• [Exercise task]
Output the records exactly. Include every line.
-- BEGIN --
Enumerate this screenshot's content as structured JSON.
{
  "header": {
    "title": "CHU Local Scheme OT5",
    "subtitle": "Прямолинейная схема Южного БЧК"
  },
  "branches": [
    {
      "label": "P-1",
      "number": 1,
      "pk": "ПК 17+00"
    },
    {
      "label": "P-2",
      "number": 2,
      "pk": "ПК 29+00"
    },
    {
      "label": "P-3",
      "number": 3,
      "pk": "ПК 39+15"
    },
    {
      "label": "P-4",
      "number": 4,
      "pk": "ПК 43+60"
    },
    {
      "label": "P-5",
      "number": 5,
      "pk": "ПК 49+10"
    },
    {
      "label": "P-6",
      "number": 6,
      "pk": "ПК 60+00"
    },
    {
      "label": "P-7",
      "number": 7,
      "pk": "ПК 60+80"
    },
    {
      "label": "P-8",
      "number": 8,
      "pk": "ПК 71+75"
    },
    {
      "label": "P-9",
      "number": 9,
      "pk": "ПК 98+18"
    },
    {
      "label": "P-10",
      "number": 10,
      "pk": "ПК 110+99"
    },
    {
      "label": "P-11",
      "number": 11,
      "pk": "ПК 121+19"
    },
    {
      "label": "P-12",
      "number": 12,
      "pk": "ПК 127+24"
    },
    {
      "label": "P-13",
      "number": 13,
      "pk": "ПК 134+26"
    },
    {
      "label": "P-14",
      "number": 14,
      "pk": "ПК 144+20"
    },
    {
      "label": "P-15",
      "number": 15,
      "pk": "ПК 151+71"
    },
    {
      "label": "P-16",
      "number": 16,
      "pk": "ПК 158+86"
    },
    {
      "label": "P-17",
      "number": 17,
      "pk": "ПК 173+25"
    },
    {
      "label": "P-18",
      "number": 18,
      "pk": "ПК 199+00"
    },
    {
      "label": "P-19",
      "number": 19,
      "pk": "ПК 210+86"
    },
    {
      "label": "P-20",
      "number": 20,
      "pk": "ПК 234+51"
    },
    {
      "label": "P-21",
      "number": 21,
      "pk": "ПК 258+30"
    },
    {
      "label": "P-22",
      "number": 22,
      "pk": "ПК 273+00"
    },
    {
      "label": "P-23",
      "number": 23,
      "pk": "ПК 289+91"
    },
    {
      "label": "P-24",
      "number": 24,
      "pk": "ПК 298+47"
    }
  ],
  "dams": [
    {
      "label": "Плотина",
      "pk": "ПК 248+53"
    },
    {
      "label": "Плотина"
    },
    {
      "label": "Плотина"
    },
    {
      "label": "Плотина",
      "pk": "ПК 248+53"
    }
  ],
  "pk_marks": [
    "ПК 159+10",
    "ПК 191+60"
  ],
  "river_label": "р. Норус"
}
-- END --
• [Result of the task]
Enumerate this screenshot's content as structured JSON.
{
  "header": {
    "title": "CHU Local Scheme OT5",
    "subtitle": "Прямолинейная схема Южного БЧК"
  },
  "branches": [
    {
      "label": "P-1",
      "number": 1,
      "pk": "ПК 17+00"
    },
    {
      "label": "P-2",
      "number": 2,
      "pk": "ПК 29+00"
    },
    {
      "label": "P-3",
      "number": 3,
      "pk": "ПК 39+15"
    },
    {
      "label": "P-4",
      "number": 4,
      "pk": "ПК 43+60"
    },
    {
      "label": "P-5",
      "number": 5,
      "pk": "ПК 49+10"
    },
    {
      "label": "P-6",
      "number": 6,
      "pk": "ПК 60+00"
    },
    {
      "label": "P-7",
      "number": 7,
      "pk": "ПК 60+80"
    },
    {
      "label": "P-8",
      "number": 8,
      "pk": "ПК 71+75"
    },
    {
      "label": "P-9",
      "number": 9,
      "pk": "ПК 98+18"
    },
    {
      "label": "P-10",
      "number": 10,
      "pk": "ПК 110+99"
    },
    {
      "label": "P-11",
      "number": 11,
      "pk": "ПК 121+19"
    },
    {
      "label": "P-12",
      "number": 12,
      "pk": "ПК 127+24"
    },
    {
      "label": "P-13",
      "number": 13,
      "pk": "ПК 134+26"
    },
    {
      "label": "P-14",
      "number": 14,
      "pk": "ПК 144+20"
    },
    {
      "label": "P-15",
      "number": 15,
      "pk": "ПК 151+71"
    },
    {
      "label": "P-16",
      "number": 16,
      "pk": "ПК 158+86"
    },
    {
      "label": "P-17",
      "number": 17,
      "pk": "ПК 173+25"
    },
    {
      "label": "P-18",
      "number": 18,
      "pk": "ПК 199+00"
    },
    {
      "label": "P-19",
      "number": 19,
      "pk": "ПК 210+86"
    },
    {
      "label": "P-20",
      "number": 20,
      "pk": "ПК 234+51"
    },
    {
      "label": "P-21",
      "number": 21,
      "pk": "ПК 258+30"
    },
    {
      "label": "P-22",
      "number": 22,
      "pk": "ПК 273+00"
    },
    {
      "label": "P-23",
      "number": 23,
      "pk": "ПК 289+91"
    },
    {
      "label": "P-24",
      "number": 24,
      "pk": "ПК 298+47"
    }
  ],
  "dams": [
    {
      "label": "Плотина",
      "pk": "ПК 248+53"
    },
    {
      "label": "Плотина"
    },
    {
      "label": "Плотина"
    },
    {
      "label": "Плотина",
      "pk": "ПК 248+53"
    }
  ],
  "pk_marks": [
    "ПК 159+10",
    "ПК 191+60"
  ],
  "river_label": "р. Норус"
}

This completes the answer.